Some journalists couldn't wait for Arafat's actual death to begin weeping for him. Take the BBC's Barbara Plett, who burst into tears on the day he was airlifted out of the West Bank. "When the helicopter carrying the frail old man rose above his ruined compound," Plett reported from Ramallah, "I started to cry." Normal people don't weep for brutal murderers, but Plett made it clear that her empathy for Arafat -- whom she praised as "a symbol of Palestinian unity, steadfastness, and resistance" -- was heartfelt:

"I remember well when the Israelis re-conquered the West Bank more than two years ago, how they drove their tanks and bulldozers into Mr. Arafat's headquarters, trapping him in a few rooms, and throwing a military curtain around Ramallah. I remember how Palestinians admired his refusal to flee under fire. They told me: `Our leader is sharing our pain, we are all under the same siege.' And so was I." Such is the state of journalism at the BBC, whose reporters do not seem to have any trouble reporting, dry-eyed, on the plight of Arafat's victims. (That is, when they mention them -- which Plett's teary bon voyage to Arafat did not.)

And what about those victims? Why were they scarcely remembered in this Arafat death watch?

How is it possible to reflect on Arafat's most enduring legacy -- the rise of modern terrorism -- without recalling the legions of men, women, and children whose lives he and his followers destroyed? If Osama bin Laden were on his deathbed, would we neglect to mention all those he murdered on 9/11?

It would take an encyclopedia to catalog all of the evil Arafat committed. But that is no excuse for not trying to recall at least some of it.

DATA BLOCK:
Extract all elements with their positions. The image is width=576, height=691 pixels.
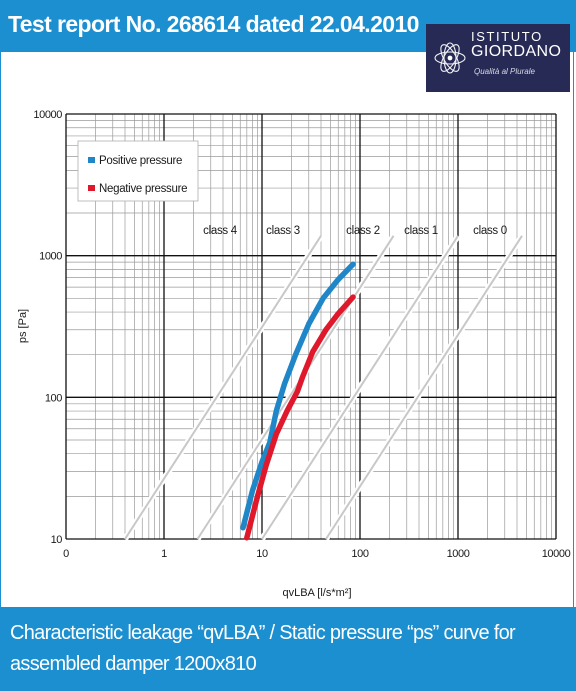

EXERCISE INSTRUCTIONS:
Resume the passage on journalists mourning Arafat, continuing from its final sentence.

ANSWER TO THIS EXERCISE:
Perhaps his signal contribution to the practice of political terror was the introduction of warfare against children. On one black date in May 1974, three PLO terrorists slipped from Lebanon into the northern Israeli town of Ma'alot. They murdered two parents and a child whom they found at home, then seized a local school, taking more than 100 boys and girls hostage and threatening to kill them unless a number of imprisoned terrorists were released. When Israeli troops attempted a rescue, the terrorists exploded hand grenades and opened fire on the students. By the time the horror ended, 25 people were dead; 21 of them were children.

Thirty years later, no one speaks of Ma'alot anymore. The dead children have been forgotten. Everyone knows Arafat's name, but who ever recalls the names of his victims?

So let us recall them: Ilana Turgeman. Rachel Aputa. Yocheved Mazoz. Sarah Ben-Shim'on. Yona Sabag. Yafa Cohen. Shoshana Cohen. Michal Sitrok. Malka Amrosy. Aviva Saada. Yocheved Diyi. Yaakov Levi. Yaakov Kabla. Rina Cohen. Ilana Ne'eman. Sarah Madar. Tamar Dahan. Sarah Soper. Lili Morad. David Madar. Yehudit Madar. The 21 dead children of Ma'alot -- 21 of the thousands of who died at Arafat's command.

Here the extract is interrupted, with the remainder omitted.